**Task inputs:**
•••••
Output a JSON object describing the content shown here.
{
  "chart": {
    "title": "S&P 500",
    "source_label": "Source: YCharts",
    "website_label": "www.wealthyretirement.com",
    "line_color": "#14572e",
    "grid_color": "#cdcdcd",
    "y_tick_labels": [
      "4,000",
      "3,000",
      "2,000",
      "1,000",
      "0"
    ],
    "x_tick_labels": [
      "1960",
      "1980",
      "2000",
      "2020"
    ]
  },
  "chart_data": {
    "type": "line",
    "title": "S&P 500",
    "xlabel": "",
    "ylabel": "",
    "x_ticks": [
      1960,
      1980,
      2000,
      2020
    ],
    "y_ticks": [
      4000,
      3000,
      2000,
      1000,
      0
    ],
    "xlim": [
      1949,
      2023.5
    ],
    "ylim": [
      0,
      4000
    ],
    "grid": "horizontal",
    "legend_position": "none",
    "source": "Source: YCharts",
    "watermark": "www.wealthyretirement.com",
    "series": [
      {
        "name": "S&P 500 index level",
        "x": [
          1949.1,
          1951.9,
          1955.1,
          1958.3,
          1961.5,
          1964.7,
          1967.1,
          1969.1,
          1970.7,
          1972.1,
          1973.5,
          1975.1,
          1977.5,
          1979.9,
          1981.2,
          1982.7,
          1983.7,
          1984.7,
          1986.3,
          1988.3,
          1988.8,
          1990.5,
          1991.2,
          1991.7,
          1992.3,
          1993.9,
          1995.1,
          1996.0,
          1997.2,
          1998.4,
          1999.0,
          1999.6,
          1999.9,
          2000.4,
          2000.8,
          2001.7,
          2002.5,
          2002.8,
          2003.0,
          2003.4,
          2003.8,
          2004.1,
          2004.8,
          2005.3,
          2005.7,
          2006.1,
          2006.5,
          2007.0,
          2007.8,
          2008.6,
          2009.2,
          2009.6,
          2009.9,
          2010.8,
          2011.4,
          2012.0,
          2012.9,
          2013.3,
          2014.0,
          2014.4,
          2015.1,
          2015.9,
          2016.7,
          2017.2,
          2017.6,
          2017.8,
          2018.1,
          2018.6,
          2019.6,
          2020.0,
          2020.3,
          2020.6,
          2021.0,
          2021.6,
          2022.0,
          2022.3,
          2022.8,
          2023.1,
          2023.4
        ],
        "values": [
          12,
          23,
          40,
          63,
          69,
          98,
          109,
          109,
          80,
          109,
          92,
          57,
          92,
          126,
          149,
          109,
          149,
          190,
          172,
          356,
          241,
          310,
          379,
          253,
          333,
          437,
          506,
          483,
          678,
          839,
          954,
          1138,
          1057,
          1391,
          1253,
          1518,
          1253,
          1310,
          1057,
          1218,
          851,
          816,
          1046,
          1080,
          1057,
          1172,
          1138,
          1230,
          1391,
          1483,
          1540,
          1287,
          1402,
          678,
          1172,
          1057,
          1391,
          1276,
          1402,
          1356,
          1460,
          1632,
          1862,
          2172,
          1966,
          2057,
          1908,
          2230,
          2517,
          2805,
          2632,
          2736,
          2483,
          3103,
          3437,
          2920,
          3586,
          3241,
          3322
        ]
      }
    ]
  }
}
•••••
**Task:** Transcribe the material exactly as it reads.

**Response below:**
Output a JSON object describing the content shown here.
{
  "chart": {
    "title": "S&P 500",
    "source_label": "Source: YCharts",
    "website_label": "www.wealthyretirement.com",
    "line_color": "#14572e",
    "grid_color": "#cdcdcd",
    "y_tick_labels": [
      "4,000",
      "3,000",
      "2,000",
      "1,000",
      "0"
    ],
    "x_tick_labels": [
      "1960",
      "1980",
      "2000",
      "2020"
    ]
  },
  "chart_data": {
    "type": "line",
    "title": "S&P 500",
    "xlabel": "",
    "ylabel": "",
    "x_ticks": [
      1960,
      1980,
      2000,
      2020
    ],
    "y_ticks": [
      4000,
      3000,
      2000,
      1000,
      0
    ],
    "xlim": [
      1949,
      2023.5
    ],
    "ylim": [
      0,
      4000
    ],
    "grid": "horizontal",
    "legend_position": "none",
    "source": "Source: YCharts",
    "watermark": "www.wealthyretirement.com",
    "series": [
      {
        "name": "S&P 500 index level",
        "x": [
          1949.1,
          1951.9,
          1955.1,
          1958.3,
          1961.5,
          1964.7,
          1967.1,
          1969.1,
          1970.7,
          1972.1,
          1973.5,
          1975.1,
          1977.5,
          1979.9,
          1981.2,
          1982.7,
          1983.7,
          1984.7,
          1986.3,
          1988.3,
          1988.8,
          1990.5,
          1991.2,
          1991.7,
          1992.3,
          1993.9,
          1995.1,
          1996.0,
          1997.2,
          1998.4,
          1999.0,
          1999.6,
          1999.9,
          2000.4,
          2000.8,
          2001.7,
          2002.5,
          2002.8,
          2003.0,
          2003.4,
          2003.8,
          2004.1,
          2004.8,
          2005.3,
          2005.7,
          2006.1,
          2006.5,
          2007.0,
          2007.8,
          2008.6,
          2009.2,
          2009.6,
          2009.9,
          2010.8,
          2011.4,
          2012.0,
          2012.9,
          2013.3,
          2014.0,
          2014.4,
          2015.1,
          2015.9,
          2016.7,
          2017.2,
          2017.6,
          2017.8,
          2018.1,
          2018.6,
          2019.6,
          2020.0,
          2020.3,
          2020.6,
          2021.0,
          2021.6,
          2022.0,
          2022.3,
          2022.8,
          2023.1,
          2023.4
        ],
        "values": [
          12,
          23,
          40,
          63,
          69,
          98,
          109,
          109,
          80,
          109,
          92,
          57,
          92,
          126,
          149,
          109,
          149,
          190,
          172,
          356,
          241,
          310,
          379,
          253,
          333,
          437,
          506,
          483,
          678,
          839,
          954,
          1138,
          1057,
          1391,
          1253,
          1518,
          1253,
          1310,
          1057,
          1218,
          851,
          816,
          1046,
          1080,
          1057,
          1172,
          1138,
          1230,
          1391,
          1483,
          1540,
          1287,
          1402,
          678,
          1172,
          1057,
          1391,
          1276,
          1402,
          1356,
          1460,
          1632,
          1862,
          2172,
          1966,
          2057,
          1908,
          2230,
          2517,
          2805,
          2632,
          2736,
          2483,
          3103,
          3437,
          2920,
          3586,
          3241,
          3322
        ]
      }
    ]
  }
}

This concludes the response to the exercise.